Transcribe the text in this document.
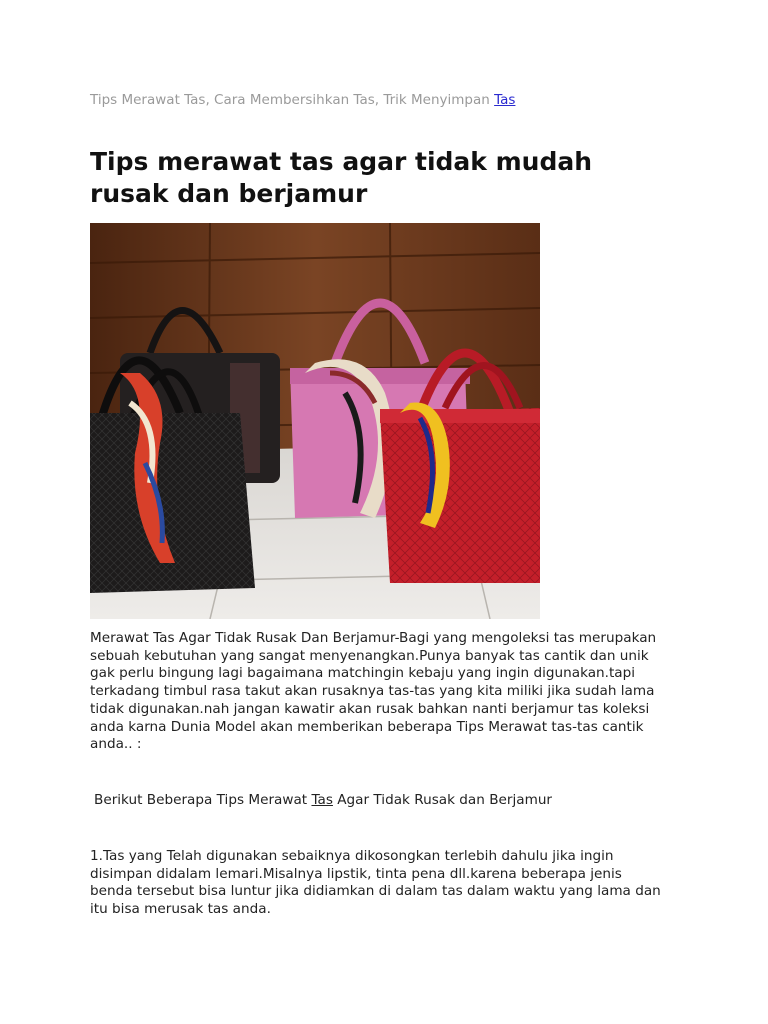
Tips Merawat Tas, Cara Membersihkan Tas, Trik Menyimpan Tas
Tips merawat tas agar tidak mudah
rusak dan berjamur

Merawat Tas Agar Tidak Rusak Dan Berjamur-Bagi yang mengoleksi tas merupakan
sebuah kebutuhan yang sangat menyenangkan.Punya banyak tas cantik dan unik
gak perlu bingung lagi bagaimana matchingin kebaju yang ingin digunakan.tapi
terkadang timbul rasa takut akan rusaknya tas-tas yang kita miliki jika sudah lama
tidak digunakan.nah jangan kawatir akan rusak bahkan nanti berjamur tas koleksi
anda karna Dunia Model akan memberikan beberapa Tips Merawat tas-tas cantik
anda.. :

Berikut Beberapa Tips Merawat Tas Agar Tidak Rusak dan Berjamur

1.Tas yang Telah digunakan sebaiknya dikosongkan terlebih dahulu jika ingin
disimpan didalam lemari.Misalnya lipstik, tinta pena dll.karena beberapa jenis
benda tersebut bisa luntur jika didiamkan di dalam tas dalam waktu yang lama dan
itu bisa merusak tas anda.
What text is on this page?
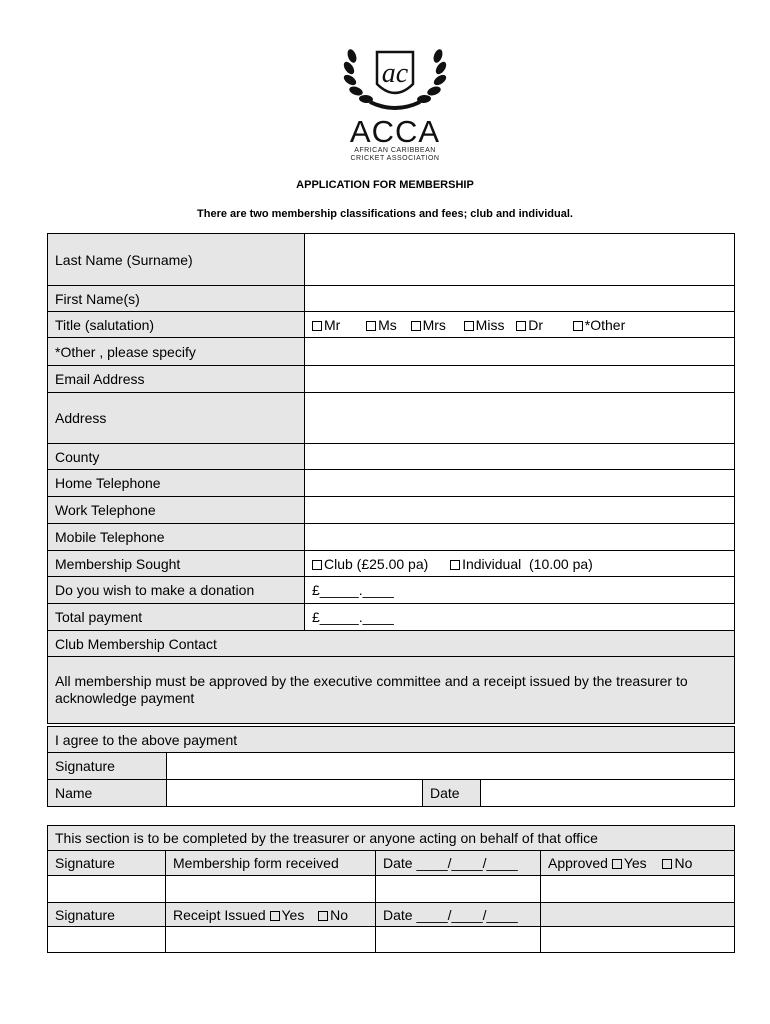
ac
ACCA
AFRICAN CARIBBEAN
CRICKET ASSOCIATION
APPLICATION FOR MEMBERSHIP
There are two membership classifications and fees; club and individual.
Last Name (Surname)	
First Name(s)	
Title (salutation)	Mr Ms Mrs Miss Dr *Other
*Other , please specify	
Email Address	
Address	
County	
Home Telephone	
Work Telephone	
Mobile Telephone	
Membership Sought	Club (£25.00 pa) Individual  (10.00 pa)
Do you wish to make a donation	£_____.____
Total payment	£_____.____
Club Membership Contact	
All membership must be approved by the executive committee and a receipt issued by the treasurer to acknowledge payment	
I agree to the above payment			
Signature			
Name		Date	
This section is to be completed by the treasurer or anyone acting on behalf of that office			
Signature	Membership form received	Date ____/____/____	Approved Yes No

Signature	Receipt Issued Yes No	Date ____/____/____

• **What is expected**
Leave out the pictures and print each record exactly as it stands.

• **Finished exercise**
Transcribe the text in this document.
Tips Merawat Tas, Cara Membersihkan Tas, Trik Menyimpan Tas
Tips merawat tas agar tidak mudah
rusak dan berjamur

Merawat Tas Agar Tidak Rusak Dan Berjamur-Bagi yang mengoleksi tas merupakan
sebuah kebutuhan yang sangat menyenangkan.Punya banyak tas cantik dan unik
gak perlu bingung lagi bagaimana matchingin kebaju yang ingin digunakan.tapi
terkadang timbul rasa takut akan rusaknya tas-tas yang kita miliki jika sudah lama
tidak digunakan.nah jangan kawatir akan rusak bahkan nanti berjamur tas koleksi
anda karna Dunia Model akan memberikan beberapa Tips Merawat tas-tas cantik
anda.. :

Berikut Beberapa Tips Merawat Tas Agar Tidak Rusak dan Berjamur

1.Tas yang Telah digunakan sebaiknya dikosongkan terlebih dahulu jika ingin
disimpan didalam lemari.Misalnya lipstik, tinta pena dll.karena beberapa jenis
benda tersebut bisa luntur jika didiamkan di dalam tas dalam waktu yang lama dan
itu bisa merusak tas anda.
What text is on this page?
ac
ACCA
AFRICAN CARIBBEAN
CRICKET ASSOCIATION
APPLICATION FOR MEMBERSHIP
There are two membership classifications and fees; club and individual.
Last Name (Surname)	
First Name(s)	
Title (salutation)	Mr Ms Mrs Miss Dr *Other
*Other , please specify	
Email Address	
Address	
County	
Home Telephone	
Work Telephone	
Mobile Telephone	
Membership Sought	Club (£25.00 pa) Individual  (10.00 pa)
Do you wish to make a donation	£_____.____
Total payment	£_____.____
Club Membership Contact	
All membership must be approved by the executive committee and a receipt issued by the treasurer to acknowledge payment	
I agree to the above payment			
Signature			
Name		Date	
This section is to be completed by the treasurer or anyone acting on behalf of that office			
Signature	Membership form received	Date ____/____/____	Approved Yes No

Signature	Receipt Issued Yes No	Date ____/____/____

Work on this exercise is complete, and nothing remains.